Dataset records
◆ ◆ ◆ ◆

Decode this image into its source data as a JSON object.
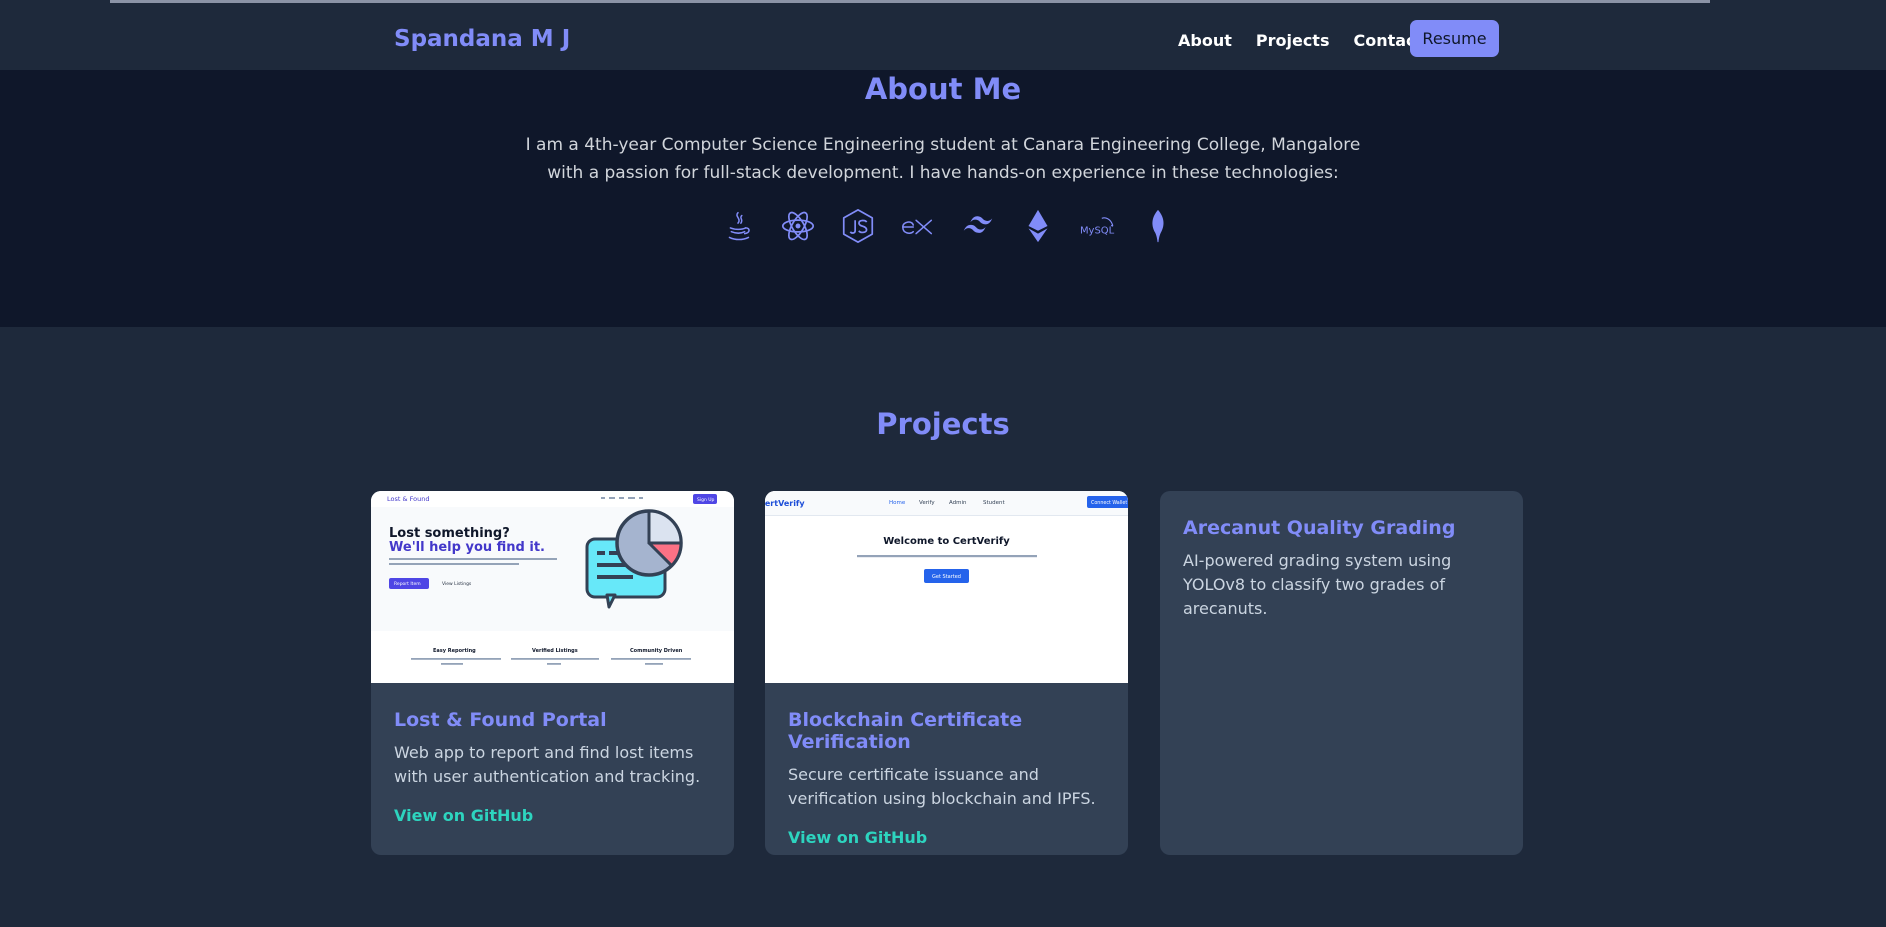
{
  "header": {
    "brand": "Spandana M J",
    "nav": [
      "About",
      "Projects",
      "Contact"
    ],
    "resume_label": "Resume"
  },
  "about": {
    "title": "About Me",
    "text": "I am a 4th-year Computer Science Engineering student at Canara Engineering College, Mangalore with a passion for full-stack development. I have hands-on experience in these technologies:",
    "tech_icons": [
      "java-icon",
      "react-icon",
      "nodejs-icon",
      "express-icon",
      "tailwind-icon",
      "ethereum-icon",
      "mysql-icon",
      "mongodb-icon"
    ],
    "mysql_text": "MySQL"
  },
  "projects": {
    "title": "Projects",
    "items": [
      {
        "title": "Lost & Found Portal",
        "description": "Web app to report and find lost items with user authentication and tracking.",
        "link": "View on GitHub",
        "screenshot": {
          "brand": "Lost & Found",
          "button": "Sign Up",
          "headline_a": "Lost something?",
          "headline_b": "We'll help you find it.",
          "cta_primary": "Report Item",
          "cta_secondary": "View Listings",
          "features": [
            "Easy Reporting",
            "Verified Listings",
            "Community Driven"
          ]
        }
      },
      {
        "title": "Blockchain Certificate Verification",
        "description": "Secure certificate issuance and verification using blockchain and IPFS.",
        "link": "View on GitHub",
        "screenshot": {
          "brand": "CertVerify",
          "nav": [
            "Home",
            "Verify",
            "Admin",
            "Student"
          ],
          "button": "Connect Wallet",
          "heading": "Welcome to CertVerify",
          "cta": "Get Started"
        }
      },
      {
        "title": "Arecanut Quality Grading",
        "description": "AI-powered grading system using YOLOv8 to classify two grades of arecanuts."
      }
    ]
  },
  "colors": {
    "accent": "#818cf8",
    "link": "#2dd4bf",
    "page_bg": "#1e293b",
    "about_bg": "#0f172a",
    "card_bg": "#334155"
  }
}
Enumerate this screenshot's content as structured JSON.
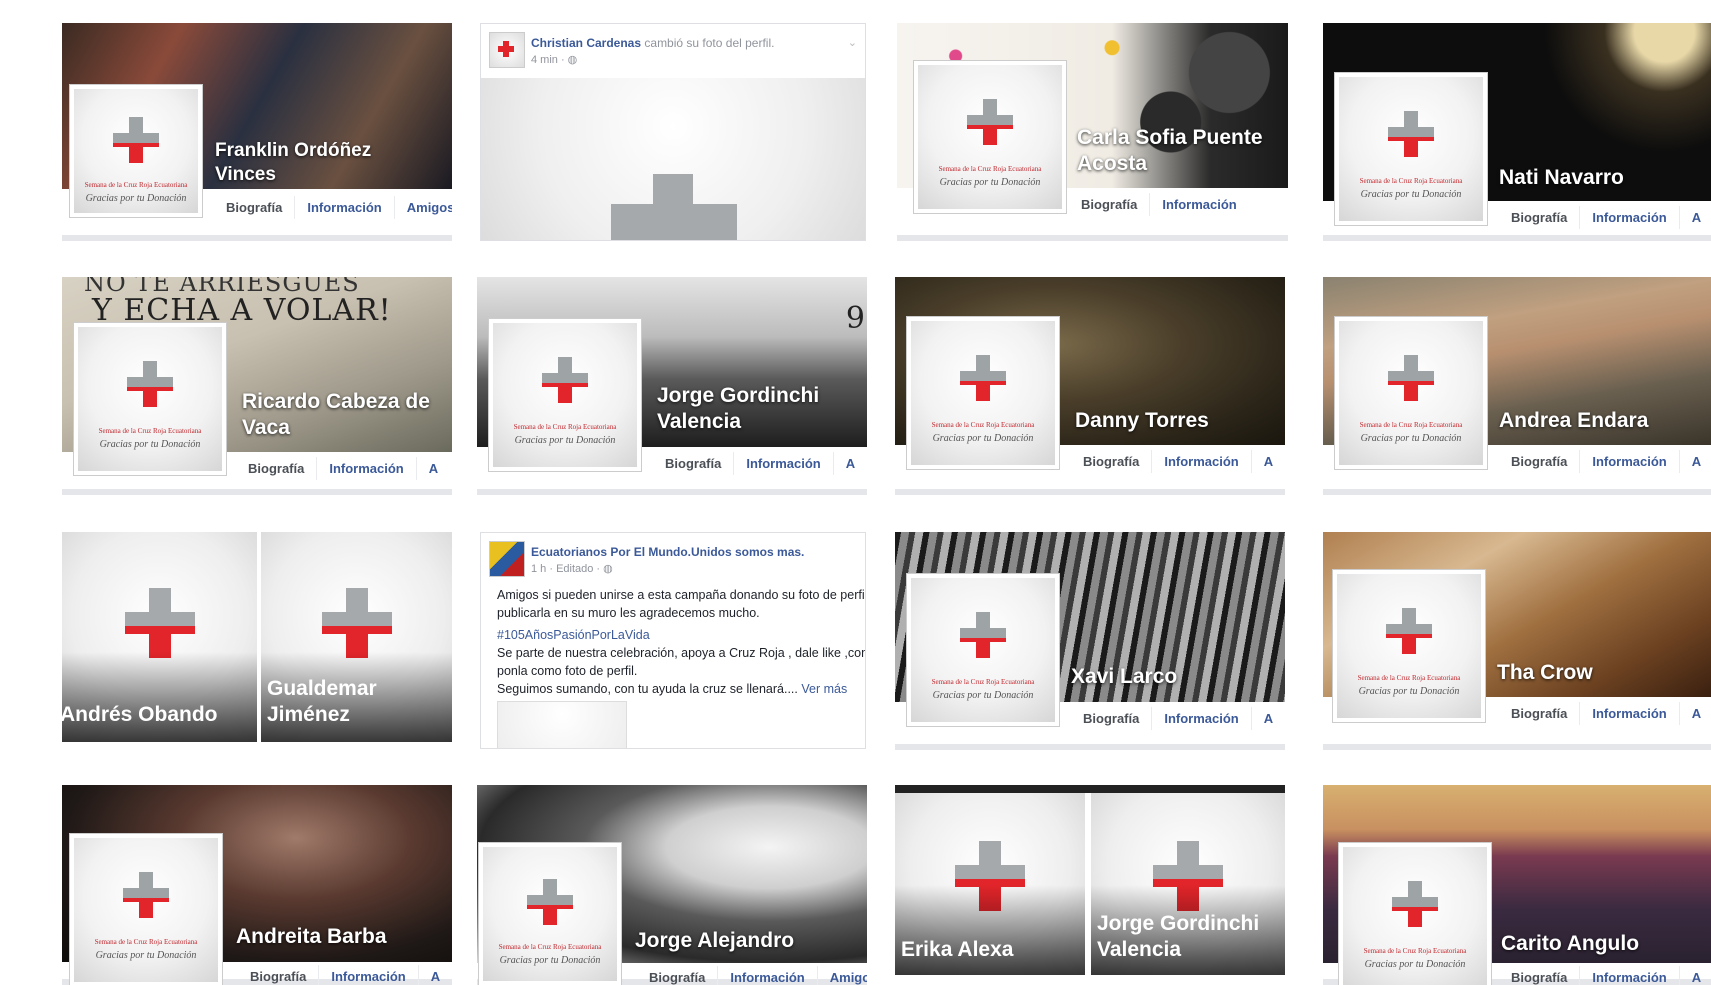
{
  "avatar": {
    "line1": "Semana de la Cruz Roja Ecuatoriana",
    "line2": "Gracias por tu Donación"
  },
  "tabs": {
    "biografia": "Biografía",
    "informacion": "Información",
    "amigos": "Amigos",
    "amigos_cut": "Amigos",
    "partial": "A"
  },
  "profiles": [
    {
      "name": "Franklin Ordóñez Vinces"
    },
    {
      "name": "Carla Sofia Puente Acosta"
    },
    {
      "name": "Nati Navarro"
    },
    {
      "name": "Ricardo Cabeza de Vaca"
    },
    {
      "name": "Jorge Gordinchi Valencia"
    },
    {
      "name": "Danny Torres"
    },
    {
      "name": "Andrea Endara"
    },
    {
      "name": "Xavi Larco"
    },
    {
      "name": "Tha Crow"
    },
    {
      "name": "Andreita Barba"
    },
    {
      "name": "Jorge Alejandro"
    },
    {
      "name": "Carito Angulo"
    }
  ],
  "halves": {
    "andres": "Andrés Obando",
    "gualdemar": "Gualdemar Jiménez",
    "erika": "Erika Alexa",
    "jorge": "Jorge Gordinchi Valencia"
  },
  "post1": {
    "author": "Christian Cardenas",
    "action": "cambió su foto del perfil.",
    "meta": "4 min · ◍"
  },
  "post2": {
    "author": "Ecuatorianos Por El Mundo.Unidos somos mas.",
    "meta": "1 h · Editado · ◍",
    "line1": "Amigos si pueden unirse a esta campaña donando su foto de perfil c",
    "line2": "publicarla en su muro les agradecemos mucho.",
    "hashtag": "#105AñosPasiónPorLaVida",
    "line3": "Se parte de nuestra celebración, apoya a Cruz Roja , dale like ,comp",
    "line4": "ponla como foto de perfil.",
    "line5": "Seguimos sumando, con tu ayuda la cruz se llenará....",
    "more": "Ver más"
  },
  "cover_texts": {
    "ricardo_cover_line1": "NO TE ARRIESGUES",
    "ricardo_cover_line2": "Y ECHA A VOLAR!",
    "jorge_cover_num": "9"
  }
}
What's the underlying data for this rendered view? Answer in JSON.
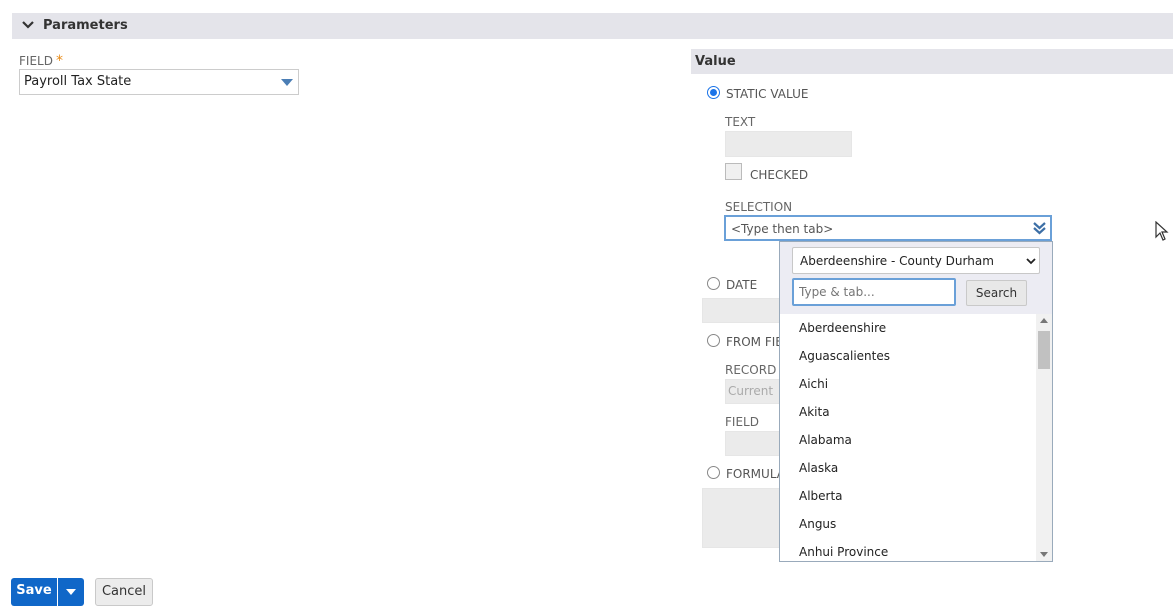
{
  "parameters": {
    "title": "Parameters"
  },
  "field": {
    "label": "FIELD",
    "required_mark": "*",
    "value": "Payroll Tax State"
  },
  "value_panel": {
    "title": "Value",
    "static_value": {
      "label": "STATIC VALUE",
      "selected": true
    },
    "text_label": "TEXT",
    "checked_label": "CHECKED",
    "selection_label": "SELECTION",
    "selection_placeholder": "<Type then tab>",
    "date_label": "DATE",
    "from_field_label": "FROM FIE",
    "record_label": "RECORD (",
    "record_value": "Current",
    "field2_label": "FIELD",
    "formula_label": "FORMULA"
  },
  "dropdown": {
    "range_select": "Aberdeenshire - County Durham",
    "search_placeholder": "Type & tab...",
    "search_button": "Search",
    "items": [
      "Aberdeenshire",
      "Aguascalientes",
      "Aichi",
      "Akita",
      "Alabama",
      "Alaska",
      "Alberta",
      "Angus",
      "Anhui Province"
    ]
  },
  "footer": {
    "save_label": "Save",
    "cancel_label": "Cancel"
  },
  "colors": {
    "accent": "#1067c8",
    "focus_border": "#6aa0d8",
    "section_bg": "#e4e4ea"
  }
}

◆ ◆ ◆ ◆

Task requirements |
Search the entries for "JSON" and copy out each line that has it.

Answer in full |
Decode this image into its source data as a JSON object.
Enumerate this screenshot's content as structured JSON.
What's the underlying data for this rendered view? Answer in JSON.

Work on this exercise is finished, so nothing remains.